Count how many lines of the material contain the string "Oasis", then give that number and nothing more.

## Exercise materials
##########

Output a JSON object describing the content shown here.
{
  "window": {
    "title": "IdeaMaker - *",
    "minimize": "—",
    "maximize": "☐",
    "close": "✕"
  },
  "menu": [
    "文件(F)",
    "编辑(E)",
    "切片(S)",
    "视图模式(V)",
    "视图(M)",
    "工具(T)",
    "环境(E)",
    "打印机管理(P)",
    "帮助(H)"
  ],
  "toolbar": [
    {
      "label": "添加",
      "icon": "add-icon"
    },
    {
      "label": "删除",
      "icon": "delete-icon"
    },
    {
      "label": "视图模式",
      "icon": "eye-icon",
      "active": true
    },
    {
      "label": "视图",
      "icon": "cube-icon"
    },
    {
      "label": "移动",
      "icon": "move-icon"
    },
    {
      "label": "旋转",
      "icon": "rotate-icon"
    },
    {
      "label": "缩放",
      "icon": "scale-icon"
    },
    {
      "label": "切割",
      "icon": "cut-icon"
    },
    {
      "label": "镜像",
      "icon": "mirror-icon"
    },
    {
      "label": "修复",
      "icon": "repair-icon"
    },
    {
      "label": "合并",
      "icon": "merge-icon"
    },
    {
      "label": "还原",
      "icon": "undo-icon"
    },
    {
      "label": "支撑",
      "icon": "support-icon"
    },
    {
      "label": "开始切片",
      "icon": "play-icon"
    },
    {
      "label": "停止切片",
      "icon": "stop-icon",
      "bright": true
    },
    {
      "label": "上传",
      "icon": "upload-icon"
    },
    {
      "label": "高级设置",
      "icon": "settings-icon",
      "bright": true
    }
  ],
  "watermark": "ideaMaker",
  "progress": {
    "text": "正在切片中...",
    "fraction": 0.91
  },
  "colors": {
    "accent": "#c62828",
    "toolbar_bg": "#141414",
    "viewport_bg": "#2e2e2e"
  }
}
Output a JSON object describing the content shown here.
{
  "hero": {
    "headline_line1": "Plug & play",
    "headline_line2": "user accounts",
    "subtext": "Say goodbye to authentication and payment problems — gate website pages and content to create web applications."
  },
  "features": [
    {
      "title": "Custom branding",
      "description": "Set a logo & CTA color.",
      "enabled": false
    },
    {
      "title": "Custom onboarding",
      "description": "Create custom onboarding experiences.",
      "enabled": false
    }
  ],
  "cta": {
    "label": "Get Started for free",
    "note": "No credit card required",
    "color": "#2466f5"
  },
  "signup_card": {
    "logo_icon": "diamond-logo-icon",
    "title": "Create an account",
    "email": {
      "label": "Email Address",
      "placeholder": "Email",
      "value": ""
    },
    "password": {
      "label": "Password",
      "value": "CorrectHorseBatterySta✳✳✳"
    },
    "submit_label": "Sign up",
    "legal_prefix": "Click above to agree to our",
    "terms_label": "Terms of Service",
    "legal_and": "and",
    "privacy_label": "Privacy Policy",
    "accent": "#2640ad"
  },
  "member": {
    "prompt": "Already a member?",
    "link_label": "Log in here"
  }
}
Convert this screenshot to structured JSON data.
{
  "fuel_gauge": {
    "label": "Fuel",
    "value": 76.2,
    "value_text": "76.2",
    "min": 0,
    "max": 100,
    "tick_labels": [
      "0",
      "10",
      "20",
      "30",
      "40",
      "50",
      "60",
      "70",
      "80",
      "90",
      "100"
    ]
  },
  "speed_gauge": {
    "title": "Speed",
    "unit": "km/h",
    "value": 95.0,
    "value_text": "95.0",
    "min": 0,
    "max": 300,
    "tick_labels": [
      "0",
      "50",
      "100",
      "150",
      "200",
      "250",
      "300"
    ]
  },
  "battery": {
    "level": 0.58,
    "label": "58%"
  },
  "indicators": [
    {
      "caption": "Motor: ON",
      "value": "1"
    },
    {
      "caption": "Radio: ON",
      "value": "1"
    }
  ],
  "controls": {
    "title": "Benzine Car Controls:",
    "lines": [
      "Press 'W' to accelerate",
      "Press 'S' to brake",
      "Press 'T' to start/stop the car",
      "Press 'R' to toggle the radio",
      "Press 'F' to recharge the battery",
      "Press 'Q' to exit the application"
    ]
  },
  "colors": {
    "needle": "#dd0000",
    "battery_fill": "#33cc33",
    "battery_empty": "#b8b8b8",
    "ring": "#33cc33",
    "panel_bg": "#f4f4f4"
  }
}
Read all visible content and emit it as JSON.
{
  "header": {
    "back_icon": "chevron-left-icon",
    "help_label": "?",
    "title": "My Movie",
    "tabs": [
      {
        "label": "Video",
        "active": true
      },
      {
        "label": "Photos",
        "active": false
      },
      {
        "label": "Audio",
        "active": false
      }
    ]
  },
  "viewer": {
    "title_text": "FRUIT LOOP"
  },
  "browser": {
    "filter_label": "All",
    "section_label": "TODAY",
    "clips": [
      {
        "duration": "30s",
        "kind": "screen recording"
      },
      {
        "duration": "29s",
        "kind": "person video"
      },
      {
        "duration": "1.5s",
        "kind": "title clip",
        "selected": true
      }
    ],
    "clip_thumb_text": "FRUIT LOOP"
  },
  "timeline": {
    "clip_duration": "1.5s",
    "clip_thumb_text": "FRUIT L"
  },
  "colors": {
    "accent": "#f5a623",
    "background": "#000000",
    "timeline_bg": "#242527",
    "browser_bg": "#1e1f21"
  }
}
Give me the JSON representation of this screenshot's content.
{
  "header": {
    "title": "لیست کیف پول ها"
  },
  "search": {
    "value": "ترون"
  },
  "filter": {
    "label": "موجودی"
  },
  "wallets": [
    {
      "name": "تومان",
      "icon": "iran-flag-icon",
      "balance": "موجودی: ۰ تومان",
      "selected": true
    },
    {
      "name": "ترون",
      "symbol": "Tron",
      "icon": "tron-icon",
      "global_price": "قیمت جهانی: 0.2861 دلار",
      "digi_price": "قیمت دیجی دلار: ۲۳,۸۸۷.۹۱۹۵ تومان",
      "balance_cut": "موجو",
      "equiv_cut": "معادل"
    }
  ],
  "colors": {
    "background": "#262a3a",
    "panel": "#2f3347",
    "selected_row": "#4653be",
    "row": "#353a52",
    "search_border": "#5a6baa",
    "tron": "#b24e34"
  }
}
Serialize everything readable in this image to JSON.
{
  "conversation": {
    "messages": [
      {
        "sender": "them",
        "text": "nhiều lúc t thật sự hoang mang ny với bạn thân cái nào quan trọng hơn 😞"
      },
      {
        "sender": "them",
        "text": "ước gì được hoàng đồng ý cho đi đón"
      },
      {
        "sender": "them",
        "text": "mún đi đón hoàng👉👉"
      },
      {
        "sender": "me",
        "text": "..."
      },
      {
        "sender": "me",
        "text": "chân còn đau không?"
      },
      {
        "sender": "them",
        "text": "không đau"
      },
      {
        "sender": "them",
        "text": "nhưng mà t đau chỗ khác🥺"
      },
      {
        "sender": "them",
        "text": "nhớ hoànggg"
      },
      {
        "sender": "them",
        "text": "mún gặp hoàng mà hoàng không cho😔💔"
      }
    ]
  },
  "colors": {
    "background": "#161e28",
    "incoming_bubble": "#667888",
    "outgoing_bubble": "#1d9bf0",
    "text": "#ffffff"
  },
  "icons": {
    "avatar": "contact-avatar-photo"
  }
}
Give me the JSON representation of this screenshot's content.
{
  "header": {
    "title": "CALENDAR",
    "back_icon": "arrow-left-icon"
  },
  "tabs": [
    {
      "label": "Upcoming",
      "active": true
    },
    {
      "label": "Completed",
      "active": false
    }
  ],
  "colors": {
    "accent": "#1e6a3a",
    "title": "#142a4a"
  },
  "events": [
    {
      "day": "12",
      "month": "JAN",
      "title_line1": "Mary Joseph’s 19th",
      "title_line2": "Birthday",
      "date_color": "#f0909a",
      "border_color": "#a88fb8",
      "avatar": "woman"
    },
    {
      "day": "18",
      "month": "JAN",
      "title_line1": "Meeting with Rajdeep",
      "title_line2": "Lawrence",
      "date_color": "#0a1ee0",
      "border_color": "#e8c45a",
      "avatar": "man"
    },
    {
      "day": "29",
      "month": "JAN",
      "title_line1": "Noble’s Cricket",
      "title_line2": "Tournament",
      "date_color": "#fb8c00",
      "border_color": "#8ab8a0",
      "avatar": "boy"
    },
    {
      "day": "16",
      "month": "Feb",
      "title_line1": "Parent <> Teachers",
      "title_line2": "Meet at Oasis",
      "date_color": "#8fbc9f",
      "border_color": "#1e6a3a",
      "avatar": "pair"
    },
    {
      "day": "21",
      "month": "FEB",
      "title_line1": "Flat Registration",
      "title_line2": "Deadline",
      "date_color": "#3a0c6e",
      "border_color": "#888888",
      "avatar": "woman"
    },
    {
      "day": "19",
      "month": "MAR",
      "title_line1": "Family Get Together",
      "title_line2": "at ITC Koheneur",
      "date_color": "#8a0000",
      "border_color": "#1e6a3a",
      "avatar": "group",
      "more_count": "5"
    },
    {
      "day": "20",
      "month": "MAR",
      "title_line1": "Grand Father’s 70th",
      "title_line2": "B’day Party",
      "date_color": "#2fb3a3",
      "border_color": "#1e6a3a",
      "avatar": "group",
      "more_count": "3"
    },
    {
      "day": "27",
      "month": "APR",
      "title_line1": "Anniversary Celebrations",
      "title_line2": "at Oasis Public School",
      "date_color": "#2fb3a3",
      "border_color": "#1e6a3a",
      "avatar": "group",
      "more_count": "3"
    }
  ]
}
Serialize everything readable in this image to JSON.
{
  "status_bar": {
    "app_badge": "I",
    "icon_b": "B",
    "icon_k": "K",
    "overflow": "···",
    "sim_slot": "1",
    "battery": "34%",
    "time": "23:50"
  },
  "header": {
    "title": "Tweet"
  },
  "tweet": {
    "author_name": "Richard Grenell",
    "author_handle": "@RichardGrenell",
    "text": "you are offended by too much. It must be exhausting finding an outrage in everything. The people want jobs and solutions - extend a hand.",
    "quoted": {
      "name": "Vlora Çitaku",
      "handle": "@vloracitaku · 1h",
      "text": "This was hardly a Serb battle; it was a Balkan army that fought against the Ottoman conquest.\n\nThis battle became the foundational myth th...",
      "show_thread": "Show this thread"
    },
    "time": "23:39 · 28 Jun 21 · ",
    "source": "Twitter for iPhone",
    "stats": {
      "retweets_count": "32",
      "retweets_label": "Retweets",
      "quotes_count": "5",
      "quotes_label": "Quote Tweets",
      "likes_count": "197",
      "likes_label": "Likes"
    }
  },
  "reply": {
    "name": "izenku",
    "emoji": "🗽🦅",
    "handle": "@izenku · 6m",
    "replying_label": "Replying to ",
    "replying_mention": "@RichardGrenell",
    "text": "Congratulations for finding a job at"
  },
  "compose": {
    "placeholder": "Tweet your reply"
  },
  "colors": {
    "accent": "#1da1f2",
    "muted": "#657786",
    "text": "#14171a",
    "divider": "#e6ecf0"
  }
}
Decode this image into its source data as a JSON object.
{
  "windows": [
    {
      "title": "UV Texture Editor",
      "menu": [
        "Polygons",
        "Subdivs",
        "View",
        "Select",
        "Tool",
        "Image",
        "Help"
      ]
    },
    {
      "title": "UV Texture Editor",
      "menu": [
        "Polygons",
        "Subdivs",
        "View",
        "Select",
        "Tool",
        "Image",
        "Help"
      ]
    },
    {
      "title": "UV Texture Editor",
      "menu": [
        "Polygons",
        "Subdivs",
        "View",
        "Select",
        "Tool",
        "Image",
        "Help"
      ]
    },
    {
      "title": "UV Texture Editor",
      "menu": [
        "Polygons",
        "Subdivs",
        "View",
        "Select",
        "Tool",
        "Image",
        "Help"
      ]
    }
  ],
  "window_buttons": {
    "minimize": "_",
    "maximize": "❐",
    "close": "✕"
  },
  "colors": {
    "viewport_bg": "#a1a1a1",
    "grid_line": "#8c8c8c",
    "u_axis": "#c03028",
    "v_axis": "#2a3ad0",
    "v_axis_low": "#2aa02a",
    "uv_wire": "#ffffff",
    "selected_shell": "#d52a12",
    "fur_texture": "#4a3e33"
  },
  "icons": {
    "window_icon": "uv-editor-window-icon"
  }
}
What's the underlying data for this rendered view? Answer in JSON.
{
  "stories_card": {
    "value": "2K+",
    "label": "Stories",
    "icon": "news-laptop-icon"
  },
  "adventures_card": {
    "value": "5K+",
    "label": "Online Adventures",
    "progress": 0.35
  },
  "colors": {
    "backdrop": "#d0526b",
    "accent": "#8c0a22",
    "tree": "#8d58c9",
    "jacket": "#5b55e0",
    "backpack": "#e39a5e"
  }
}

##########

## Result of the task
2